-- BEGIN --

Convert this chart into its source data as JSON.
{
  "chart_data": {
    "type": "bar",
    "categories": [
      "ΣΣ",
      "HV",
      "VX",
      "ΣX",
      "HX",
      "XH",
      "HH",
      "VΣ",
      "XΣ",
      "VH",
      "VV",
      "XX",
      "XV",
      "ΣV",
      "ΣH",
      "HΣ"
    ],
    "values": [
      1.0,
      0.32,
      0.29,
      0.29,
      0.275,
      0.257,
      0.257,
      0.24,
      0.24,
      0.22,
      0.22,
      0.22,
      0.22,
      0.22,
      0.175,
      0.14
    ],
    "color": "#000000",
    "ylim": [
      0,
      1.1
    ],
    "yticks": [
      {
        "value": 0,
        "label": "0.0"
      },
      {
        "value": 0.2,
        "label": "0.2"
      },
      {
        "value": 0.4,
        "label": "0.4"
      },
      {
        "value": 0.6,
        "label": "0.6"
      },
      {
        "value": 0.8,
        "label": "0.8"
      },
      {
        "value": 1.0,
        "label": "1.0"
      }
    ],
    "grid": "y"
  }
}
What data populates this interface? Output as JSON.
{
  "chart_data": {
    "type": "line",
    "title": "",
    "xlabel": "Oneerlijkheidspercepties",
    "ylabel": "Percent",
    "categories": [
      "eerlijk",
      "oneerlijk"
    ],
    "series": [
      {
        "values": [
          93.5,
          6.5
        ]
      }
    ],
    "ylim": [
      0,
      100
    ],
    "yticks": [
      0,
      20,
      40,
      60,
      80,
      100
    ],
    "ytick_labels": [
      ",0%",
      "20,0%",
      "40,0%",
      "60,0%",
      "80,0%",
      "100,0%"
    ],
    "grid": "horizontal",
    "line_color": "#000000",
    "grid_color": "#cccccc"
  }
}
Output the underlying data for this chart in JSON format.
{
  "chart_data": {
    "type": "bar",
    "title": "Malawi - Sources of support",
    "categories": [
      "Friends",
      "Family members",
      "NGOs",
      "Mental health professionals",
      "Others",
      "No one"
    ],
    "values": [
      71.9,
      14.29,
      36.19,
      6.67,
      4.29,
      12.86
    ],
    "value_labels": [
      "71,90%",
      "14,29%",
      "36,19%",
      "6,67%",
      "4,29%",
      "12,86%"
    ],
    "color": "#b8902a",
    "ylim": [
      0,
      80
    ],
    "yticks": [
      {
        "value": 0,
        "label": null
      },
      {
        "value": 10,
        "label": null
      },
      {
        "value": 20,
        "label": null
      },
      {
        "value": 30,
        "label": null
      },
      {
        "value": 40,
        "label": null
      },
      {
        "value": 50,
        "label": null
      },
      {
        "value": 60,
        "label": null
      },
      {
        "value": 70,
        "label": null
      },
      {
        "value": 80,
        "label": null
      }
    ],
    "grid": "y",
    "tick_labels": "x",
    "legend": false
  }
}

-- END --

▶ _Directions_
Reproduce, exactly and with nothing added, the lines from the one that includes "Output the underlying" through the last line of the material.

▶ _Task solution_
Output the underlying data for this chart in JSON format.
{
  "chart_data": {
    "type": "bar",
    "title": "Malawi - Sources of support",
    "categories": [
      "Friends",
      "Family members",
      "NGOs",
      "Mental health professionals",
      "Others",
      "No one"
    ],
    "values": [
      71.9,
      14.29,
      36.19,
      6.67,
      4.29,
      12.86
    ],
    "value_labels": [
      "71,90%",
      "14,29%",
      "36,19%",
      "6,67%",
      "4,29%",
      "12,86%"
    ],
    "color": "#b8902a",
    "ylim": [
      0,
      80
    ],
    "yticks": [
      {
        "value": 0,
        "label": null
      },
      {
        "value": 10,
        "label": null
      },
      {
        "value": 20,
        "label": null
      },
      {
        "value": 30,
        "label": null
      },
      {
        "value": 40,
        "label": null
      },
      {
        "value": 50,
        "label": null
      },
      {
        "value": 60,
        "label": null
      },
      {
        "value": 70,
        "label": null
      },
      {
        "value": 80,
        "label": null
      }
    ],
    "grid": "y",
    "tick_labels": "x",
    "legend": false
  }
}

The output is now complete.